● THE PROBLEM: Filter the records below for the word "document". Copy each line that holds it.

● DATA FOR THIS EXERCISE:

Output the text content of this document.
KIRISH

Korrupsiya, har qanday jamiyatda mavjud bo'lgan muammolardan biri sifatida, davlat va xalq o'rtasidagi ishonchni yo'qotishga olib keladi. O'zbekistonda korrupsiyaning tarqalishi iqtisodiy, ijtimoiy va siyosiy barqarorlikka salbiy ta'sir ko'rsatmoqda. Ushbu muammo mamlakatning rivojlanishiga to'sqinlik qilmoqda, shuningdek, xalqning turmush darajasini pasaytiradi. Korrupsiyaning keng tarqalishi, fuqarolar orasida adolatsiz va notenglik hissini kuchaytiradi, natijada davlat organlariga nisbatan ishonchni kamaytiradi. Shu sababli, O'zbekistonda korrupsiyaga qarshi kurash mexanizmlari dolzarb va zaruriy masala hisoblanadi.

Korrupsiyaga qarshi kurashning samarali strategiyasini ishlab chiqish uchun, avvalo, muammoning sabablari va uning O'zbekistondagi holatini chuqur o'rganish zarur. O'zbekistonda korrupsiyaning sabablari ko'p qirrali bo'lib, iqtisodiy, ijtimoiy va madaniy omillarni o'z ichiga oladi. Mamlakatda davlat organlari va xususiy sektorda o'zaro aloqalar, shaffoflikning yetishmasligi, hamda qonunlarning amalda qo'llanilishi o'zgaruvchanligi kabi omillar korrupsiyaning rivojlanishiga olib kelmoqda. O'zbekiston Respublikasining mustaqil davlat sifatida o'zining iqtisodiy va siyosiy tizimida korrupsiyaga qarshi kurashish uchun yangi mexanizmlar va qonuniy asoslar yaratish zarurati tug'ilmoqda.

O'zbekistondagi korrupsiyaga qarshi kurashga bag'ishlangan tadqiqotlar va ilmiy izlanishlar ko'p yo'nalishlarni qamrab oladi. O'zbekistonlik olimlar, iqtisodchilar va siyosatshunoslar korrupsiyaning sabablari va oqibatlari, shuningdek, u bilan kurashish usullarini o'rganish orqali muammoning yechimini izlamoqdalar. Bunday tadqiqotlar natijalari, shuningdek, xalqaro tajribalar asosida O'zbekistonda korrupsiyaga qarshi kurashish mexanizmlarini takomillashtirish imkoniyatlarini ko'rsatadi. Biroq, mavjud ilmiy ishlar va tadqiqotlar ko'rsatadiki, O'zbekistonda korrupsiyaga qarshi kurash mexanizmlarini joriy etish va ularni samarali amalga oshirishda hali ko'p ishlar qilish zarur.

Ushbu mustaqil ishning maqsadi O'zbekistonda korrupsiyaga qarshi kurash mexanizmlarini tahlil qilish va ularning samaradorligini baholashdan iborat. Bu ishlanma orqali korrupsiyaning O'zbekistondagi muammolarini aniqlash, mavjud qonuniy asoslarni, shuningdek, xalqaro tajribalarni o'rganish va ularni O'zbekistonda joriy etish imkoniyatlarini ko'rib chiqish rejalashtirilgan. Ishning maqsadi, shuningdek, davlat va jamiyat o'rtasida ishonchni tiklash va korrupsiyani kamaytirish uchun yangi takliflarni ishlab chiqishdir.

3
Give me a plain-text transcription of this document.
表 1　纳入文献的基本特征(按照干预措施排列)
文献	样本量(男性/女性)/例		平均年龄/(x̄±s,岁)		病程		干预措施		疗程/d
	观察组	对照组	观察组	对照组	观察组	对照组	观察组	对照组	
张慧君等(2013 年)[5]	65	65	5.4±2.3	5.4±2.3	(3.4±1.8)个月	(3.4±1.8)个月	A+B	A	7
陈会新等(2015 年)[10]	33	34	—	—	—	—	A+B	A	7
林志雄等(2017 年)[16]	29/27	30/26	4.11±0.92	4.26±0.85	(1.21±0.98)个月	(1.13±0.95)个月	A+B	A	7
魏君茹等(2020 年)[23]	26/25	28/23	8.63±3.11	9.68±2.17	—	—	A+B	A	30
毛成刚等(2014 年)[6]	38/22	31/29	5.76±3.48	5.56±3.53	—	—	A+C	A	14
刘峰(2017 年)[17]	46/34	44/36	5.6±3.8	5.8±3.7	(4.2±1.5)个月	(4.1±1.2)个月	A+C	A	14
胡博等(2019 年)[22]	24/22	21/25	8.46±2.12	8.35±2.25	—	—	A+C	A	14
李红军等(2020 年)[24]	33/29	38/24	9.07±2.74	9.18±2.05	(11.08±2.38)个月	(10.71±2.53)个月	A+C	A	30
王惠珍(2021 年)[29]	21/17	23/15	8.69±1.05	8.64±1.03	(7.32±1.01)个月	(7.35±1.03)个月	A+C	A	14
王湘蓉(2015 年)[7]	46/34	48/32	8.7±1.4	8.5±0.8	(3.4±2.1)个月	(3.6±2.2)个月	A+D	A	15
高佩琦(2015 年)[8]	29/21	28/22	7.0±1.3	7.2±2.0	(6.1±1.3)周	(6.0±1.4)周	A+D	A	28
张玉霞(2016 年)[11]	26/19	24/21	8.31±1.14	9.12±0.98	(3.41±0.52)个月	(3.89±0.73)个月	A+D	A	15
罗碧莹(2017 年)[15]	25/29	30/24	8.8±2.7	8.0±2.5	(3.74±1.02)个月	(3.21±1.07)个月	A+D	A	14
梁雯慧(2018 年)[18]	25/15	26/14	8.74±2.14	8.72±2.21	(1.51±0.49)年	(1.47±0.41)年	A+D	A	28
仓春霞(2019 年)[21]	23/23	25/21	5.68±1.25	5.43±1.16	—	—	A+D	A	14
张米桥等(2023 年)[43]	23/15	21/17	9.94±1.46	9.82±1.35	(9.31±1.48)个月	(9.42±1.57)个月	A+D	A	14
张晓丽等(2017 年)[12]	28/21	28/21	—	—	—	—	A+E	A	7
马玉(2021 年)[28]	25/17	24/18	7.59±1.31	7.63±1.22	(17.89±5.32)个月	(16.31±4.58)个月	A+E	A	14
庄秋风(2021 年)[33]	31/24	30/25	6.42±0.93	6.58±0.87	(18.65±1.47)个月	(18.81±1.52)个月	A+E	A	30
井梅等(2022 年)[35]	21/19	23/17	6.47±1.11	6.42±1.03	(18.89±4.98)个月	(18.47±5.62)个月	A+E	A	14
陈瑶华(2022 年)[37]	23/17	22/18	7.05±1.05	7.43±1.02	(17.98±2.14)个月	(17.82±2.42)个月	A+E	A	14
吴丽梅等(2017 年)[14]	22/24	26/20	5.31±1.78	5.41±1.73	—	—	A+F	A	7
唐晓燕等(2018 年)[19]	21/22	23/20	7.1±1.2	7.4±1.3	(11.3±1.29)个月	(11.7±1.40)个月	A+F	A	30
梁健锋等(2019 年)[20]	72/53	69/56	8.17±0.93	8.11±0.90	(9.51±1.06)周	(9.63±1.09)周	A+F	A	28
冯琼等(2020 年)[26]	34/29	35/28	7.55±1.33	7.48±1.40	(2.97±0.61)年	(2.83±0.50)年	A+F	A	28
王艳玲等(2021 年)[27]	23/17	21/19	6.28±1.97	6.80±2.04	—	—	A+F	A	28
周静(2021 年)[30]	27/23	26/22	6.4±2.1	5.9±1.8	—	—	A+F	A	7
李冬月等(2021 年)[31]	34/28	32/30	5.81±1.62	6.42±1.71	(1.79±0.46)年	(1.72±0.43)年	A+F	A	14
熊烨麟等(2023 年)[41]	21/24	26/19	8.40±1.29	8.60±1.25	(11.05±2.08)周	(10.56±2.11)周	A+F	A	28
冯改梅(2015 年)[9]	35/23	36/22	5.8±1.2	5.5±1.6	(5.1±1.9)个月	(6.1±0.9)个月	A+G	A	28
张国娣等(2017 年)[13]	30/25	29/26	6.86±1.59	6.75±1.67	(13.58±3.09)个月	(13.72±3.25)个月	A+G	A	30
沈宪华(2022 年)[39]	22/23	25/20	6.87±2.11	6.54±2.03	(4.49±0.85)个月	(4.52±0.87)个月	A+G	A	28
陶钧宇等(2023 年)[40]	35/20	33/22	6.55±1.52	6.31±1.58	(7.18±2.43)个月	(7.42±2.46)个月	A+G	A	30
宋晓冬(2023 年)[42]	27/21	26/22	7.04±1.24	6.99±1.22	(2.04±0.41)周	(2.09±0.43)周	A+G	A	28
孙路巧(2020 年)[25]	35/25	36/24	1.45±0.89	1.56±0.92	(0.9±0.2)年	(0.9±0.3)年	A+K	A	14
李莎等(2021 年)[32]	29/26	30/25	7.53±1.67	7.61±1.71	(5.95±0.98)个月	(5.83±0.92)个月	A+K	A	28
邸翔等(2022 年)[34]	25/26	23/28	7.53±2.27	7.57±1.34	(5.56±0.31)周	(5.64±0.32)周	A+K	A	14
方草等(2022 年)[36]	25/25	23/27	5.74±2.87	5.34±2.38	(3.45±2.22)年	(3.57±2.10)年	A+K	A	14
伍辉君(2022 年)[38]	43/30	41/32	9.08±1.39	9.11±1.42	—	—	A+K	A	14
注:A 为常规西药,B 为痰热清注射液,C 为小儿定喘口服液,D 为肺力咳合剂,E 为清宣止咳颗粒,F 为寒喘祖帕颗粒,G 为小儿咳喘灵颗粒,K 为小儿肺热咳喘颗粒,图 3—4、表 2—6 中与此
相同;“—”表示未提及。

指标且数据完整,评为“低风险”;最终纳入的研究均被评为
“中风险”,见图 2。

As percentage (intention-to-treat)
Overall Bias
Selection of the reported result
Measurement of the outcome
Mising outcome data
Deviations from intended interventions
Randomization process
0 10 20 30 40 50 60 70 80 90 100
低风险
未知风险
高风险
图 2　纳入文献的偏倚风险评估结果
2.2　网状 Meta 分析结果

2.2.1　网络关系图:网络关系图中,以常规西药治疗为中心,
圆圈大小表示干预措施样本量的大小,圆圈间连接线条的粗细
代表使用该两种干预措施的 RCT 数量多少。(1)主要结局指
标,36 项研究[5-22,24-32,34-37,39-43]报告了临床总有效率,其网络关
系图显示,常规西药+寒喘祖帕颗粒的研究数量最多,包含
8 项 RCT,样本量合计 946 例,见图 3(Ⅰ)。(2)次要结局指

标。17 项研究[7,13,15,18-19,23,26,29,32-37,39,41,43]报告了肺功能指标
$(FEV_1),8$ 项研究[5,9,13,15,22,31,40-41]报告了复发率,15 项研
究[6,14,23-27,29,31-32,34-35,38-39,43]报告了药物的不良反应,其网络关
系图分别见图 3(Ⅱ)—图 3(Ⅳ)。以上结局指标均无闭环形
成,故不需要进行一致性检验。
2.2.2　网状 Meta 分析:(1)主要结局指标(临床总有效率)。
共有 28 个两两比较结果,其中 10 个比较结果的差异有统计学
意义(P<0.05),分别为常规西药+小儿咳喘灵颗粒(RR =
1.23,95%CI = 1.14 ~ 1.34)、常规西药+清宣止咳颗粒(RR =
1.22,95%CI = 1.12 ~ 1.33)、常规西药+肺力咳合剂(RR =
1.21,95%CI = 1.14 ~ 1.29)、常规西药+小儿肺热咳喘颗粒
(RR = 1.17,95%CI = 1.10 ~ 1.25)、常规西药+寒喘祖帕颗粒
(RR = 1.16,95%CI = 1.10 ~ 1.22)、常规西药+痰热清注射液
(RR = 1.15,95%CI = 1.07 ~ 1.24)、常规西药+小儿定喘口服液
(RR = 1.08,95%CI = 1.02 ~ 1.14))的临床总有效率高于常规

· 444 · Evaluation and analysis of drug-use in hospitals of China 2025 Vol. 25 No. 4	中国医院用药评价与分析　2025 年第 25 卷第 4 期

● ANSWER TO THIS PROBLEM:
Output the text content of this document.
Give me a plain-text transcription of this document.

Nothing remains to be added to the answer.